_Task prompt_.
Locate every line below that contains the word "page" and copy it.
※
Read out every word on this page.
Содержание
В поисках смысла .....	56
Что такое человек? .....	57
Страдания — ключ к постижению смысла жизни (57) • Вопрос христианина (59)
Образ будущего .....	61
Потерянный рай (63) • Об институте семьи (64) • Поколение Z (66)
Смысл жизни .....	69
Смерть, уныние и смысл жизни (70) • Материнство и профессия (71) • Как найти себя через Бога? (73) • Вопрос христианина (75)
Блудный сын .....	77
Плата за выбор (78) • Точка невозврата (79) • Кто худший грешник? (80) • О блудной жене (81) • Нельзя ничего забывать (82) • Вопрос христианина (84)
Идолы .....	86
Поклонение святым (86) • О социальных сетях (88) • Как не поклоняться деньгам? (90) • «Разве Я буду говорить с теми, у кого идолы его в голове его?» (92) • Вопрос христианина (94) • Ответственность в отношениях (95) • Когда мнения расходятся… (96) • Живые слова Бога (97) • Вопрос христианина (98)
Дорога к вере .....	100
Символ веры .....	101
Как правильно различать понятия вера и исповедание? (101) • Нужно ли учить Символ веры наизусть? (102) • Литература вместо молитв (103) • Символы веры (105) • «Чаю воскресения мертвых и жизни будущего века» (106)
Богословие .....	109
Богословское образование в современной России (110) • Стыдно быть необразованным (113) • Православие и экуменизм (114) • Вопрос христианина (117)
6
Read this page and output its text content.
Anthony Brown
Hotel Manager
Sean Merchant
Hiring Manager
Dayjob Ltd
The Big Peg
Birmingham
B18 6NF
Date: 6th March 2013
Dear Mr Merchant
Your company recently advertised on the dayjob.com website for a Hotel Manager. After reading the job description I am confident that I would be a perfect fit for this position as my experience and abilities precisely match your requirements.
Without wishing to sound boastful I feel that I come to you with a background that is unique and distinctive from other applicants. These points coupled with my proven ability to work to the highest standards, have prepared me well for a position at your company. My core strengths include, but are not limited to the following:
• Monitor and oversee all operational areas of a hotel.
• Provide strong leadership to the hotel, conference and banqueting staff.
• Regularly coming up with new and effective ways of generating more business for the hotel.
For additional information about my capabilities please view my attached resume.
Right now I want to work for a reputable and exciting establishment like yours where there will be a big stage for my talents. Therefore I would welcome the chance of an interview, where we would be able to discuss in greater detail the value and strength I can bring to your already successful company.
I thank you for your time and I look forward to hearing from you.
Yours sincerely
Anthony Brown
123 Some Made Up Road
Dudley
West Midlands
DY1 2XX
※
_Exercise solution_.
Read out every word on this page.
Read this page and output its text content.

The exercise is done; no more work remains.